INPUT FOR THIS TASK:

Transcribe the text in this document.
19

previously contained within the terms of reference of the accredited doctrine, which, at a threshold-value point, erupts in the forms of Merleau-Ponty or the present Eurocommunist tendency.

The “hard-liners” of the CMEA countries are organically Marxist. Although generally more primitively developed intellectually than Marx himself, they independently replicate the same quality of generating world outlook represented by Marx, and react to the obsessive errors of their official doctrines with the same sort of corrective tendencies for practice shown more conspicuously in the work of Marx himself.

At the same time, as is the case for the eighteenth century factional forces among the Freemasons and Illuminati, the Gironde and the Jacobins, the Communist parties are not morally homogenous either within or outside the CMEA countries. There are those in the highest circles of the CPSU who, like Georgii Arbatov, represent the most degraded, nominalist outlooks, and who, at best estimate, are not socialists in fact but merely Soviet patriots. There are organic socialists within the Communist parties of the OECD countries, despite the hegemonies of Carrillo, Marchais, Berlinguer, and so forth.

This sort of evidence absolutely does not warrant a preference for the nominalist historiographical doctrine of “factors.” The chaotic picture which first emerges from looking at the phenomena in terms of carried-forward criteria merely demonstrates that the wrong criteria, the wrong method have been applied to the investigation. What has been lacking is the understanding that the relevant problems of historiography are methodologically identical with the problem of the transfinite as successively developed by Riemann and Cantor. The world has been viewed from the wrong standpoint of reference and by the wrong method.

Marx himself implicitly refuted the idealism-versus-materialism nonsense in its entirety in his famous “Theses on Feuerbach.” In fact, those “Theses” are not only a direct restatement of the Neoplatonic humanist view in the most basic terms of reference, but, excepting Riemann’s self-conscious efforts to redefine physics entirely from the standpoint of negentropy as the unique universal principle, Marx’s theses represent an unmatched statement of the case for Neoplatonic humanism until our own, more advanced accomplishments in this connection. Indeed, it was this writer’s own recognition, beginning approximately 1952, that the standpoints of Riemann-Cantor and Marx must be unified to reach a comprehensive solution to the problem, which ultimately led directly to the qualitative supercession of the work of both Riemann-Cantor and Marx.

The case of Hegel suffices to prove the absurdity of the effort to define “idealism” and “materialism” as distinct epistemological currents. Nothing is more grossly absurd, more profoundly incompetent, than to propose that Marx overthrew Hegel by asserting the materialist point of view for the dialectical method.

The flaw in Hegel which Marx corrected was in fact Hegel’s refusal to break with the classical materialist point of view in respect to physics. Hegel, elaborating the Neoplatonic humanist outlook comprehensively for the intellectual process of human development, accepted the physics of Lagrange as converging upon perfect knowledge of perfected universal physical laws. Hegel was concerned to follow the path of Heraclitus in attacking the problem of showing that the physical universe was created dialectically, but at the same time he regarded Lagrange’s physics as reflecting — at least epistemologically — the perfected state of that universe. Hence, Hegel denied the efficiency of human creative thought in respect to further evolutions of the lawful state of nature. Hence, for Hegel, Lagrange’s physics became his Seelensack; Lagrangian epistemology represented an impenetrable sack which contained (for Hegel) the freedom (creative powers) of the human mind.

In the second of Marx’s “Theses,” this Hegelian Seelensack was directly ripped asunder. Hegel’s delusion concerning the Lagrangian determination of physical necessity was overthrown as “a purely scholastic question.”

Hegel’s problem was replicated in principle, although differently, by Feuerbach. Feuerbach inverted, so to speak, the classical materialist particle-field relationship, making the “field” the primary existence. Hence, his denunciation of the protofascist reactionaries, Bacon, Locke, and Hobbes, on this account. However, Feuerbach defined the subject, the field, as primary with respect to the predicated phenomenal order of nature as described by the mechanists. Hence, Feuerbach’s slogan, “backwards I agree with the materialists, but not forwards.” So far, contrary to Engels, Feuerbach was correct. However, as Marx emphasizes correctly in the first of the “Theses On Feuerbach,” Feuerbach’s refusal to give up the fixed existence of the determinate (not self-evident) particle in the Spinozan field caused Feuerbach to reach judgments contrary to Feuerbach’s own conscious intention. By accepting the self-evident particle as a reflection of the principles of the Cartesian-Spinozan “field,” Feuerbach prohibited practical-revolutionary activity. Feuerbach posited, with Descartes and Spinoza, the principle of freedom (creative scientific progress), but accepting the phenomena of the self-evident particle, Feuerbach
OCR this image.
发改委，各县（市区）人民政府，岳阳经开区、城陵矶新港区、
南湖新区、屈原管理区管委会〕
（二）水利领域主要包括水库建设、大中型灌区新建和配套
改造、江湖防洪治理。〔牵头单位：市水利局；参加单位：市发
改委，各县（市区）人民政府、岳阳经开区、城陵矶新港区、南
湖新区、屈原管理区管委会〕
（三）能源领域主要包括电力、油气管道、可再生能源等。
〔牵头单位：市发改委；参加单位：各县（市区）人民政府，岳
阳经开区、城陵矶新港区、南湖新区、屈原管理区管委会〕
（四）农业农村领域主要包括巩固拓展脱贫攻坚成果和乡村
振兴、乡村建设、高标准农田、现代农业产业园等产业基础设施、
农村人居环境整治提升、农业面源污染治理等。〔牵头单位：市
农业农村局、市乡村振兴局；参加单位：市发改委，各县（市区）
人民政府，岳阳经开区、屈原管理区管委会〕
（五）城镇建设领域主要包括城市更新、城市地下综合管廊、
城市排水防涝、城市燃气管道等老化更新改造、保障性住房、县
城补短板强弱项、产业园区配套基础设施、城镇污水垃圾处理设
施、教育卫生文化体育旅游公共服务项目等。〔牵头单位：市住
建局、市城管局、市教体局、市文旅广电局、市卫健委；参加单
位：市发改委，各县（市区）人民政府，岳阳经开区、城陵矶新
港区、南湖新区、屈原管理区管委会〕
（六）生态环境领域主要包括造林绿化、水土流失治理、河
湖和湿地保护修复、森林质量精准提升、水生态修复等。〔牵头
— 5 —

EXERCISE:
Write out all of the records once more, exactly.

OUTPUT FOR THIS EXERCISE:
Transcribe the text in this document.
19

previously contained within the terms of reference of the accredited doctrine, which, at a threshold-value point, erupts in the forms of Merleau-Ponty or the present Eurocommunist tendency.

The “hard-liners” of the CMEA countries are organically Marxist. Although generally more primitively developed intellectually than Marx himself, they independently replicate the same quality of generating world outlook represented by Marx, and react to the obsessive errors of their official doctrines with the same sort of corrective tendencies for practice shown more conspicuously in the work of Marx himself.

At the same time, as is the case for the eighteenth century factional forces among the Freemasons and Illuminati, the Gironde and the Jacobins, the Communist parties are not morally homogenous either within or outside the CMEA countries. There are those in the highest circles of the CPSU who, like Georgii Arbatov, represent the most degraded, nominalist outlooks, and who, at best estimate, are not socialists in fact but merely Soviet patriots. There are organic socialists within the Communist parties of the OECD countries, despite the hegemonies of Carrillo, Marchais, Berlinguer, and so forth.

This sort of evidence absolutely does not warrant a preference for the nominalist historiographical doctrine of “factors.” The chaotic picture which first emerges from looking at the phenomena in terms of carried-forward criteria merely demonstrates that the wrong criteria, the wrong method have been applied to the investigation. What has been lacking is the understanding that the relevant problems of historiography are methodologically identical with the problem of the transfinite as successively developed by Riemann and Cantor. The world has been viewed from the wrong standpoint of reference and by the wrong method.

Marx himself implicitly refuted the idealism-versus-materialism nonsense in its entirety in his famous “Theses on Feuerbach.” In fact, those “Theses” are not only a direct restatement of the Neoplatonic humanist view in the most basic terms of reference, but, excepting Riemann’s self-conscious efforts to redefine physics entirely from the standpoint of negentropy as the unique universal principle, Marx’s theses represent an unmatched statement of the case for Neoplatonic humanism until our own, more advanced accomplishments in this connection. Indeed, it was this writer’s own recognition, beginning approximately 1952, that the standpoints of Riemann-Cantor and Marx must be unified to reach a comprehensive solution to the problem, which ultimately led directly to the qualitative supercession of the work of both Riemann-Cantor and Marx.

The case of Hegel suffices to prove the absurdity of the effort to define “idealism” and “materialism” as distinct epistemological currents. Nothing is more grossly absurd, more profoundly incompetent, than to propose that Marx overthrew Hegel by asserting the materialist point of view for the dialectical method.

The flaw in Hegel which Marx corrected was in fact Hegel’s refusal to break with the classical materialist point of view in respect to physics. Hegel, elaborating the Neoplatonic humanist outlook comprehensively for the intellectual process of human development, accepted the physics of Lagrange as converging upon perfect knowledge of perfected universal physical laws. Hegel was concerned to follow the path of Heraclitus in attacking the problem of showing that the physical universe was created dialectically, but at the same time he regarded Lagrange’s physics as reflecting — at least epistemologically — the perfected state of that universe. Hence, Hegel denied the efficiency of human creative thought in respect to further evolutions of the lawful state of nature. Hence, for Hegel, Lagrange’s physics became his Seelensack; Lagrangian epistemology represented an impenetrable sack which contained (for Hegel) the freedom (creative powers) of the human mind.

In the second of Marx’s “Theses,” this Hegelian Seelensack was directly ripped asunder. Hegel’s delusion concerning the Lagrangian determination of physical necessity was overthrown as “a purely scholastic question.”

Hegel’s problem was replicated in principle, although differently, by Feuerbach. Feuerbach inverted, so to speak, the classical materialist particle-field relationship, making the “field” the primary existence. Hence, his denunciation of the protofascist reactionaries, Bacon, Locke, and Hobbes, on this account. However, Feuerbach defined the subject, the field, as primary with respect to the predicated phenomenal order of nature as described by the mechanists. Hence, Feuerbach’s slogan, “backwards I agree with the materialists, but not forwards.” So far, contrary to Engels, Feuerbach was correct. However, as Marx emphasizes correctly in the first of the “Theses On Feuerbach,” Feuerbach’s refusal to give up the fixed existence of the determinate (not self-evident) particle in the Spinozan field caused Feuerbach to reach judgments contrary to Feuerbach’s own conscious intention. By accepting the self-evident particle as a reflection of the principles of the Cartesian-Spinozan “field,” Feuerbach prohibited practical-revolutionary activity. Feuerbach posited, with Descartes and Spinoza, the principle of freedom (creative scientific progress), but accepting the phenomena of the self-evident particle, Feuerbach
OCR this image.
发改委，各县（市区）人民政府，岳阳经开区、城陵矶新港区、
南湖新区、屈原管理区管委会〕
（二）水利领域主要包括水库建设、大中型灌区新建和配套
改造、江湖防洪治理。〔牵头单位：市水利局；参加单位：市发
改委，各县（市区）人民政府、岳阳经开区、城陵矶新港区、南
湖新区、屈原管理区管委会〕
（三）能源领域主要包括电力、油气管道、可再生能源等。
〔牵头单位：市发改委；参加单位：各县（市区）人民政府，岳
阳经开区、城陵矶新港区、南湖新区、屈原管理区管委会〕
（四）农业农村领域主要包括巩固拓展脱贫攻坚成果和乡村
振兴、乡村建设、高标准农田、现代农业产业园等产业基础设施、
农村人居环境整治提升、农业面源污染治理等。〔牵头单位：市
农业农村局、市乡村振兴局；参加单位：市发改委，各县（市区）
人民政府，岳阳经开区、屈原管理区管委会〕
（五）城镇建设领域主要包括城市更新、城市地下综合管廊、
城市排水防涝、城市燃气管道等老化更新改造、保障性住房、县
城补短板强弱项、产业园区配套基础设施、城镇污水垃圾处理设
施、教育卫生文化体育旅游公共服务项目等。〔牵头单位：市住
建局、市城管局、市教体局、市文旅广电局、市卫健委；参加单
位：市发改委，各县（市区）人民政府，岳阳经开区、城陵矶新
港区、南湖新区、屈原管理区管委会〕
（六）生态环境领域主要包括造林绿化、水土流失治理、河
湖和湿地保护修复、森林质量精准提升、水生态修复等。〔牵头
— 5 —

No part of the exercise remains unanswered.